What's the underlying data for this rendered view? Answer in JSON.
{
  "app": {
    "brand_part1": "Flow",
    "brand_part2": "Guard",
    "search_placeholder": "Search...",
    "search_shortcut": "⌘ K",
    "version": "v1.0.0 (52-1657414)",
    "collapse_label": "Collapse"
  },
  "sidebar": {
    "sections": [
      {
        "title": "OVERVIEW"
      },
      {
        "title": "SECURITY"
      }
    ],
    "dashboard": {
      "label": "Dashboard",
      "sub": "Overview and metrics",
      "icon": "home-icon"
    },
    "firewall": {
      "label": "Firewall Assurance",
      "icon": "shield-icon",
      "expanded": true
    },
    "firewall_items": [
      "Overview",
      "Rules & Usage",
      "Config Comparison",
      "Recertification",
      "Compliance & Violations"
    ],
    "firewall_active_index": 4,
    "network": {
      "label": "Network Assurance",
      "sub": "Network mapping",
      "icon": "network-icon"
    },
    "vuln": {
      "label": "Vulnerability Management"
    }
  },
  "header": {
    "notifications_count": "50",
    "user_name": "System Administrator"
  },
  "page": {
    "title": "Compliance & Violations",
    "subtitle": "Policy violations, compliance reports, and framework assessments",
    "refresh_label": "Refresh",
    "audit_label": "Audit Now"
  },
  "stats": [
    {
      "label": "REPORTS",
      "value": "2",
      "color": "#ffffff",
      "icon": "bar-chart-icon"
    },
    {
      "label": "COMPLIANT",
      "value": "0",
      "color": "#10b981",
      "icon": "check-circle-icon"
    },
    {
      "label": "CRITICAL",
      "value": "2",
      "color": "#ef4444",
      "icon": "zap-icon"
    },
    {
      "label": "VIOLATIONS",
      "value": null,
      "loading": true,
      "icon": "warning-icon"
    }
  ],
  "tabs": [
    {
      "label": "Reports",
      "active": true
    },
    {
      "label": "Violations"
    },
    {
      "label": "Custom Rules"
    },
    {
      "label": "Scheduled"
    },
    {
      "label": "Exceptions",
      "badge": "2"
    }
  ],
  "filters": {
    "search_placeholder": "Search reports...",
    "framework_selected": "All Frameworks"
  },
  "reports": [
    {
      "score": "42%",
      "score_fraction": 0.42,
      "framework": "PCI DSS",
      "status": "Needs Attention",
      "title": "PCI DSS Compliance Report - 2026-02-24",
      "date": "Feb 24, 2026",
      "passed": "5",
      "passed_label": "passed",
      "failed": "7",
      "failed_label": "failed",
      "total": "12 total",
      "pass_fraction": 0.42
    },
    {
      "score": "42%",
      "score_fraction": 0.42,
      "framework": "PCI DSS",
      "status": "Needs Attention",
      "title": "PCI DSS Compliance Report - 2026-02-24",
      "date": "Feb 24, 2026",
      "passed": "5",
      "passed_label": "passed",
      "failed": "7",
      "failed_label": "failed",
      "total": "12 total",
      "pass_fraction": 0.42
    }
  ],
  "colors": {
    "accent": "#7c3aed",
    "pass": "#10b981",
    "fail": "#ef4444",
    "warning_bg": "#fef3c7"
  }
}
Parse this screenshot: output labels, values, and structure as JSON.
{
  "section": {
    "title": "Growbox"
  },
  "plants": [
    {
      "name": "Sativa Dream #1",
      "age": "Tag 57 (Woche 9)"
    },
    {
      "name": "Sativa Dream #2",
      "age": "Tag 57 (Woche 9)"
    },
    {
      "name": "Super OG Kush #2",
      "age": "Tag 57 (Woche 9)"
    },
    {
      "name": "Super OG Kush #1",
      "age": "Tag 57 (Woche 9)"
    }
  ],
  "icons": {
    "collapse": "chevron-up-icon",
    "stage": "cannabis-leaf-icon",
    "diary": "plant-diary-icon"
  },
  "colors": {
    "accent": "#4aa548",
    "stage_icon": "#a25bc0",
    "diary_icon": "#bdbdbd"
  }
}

■ WHAT YOU NEED TO DO: Each line above that includes "Sativa" should be shown.

■ WRITTEN ANSWER:
      "name": "Sativa Dream #1",
      "name": "Sativa Dream #2",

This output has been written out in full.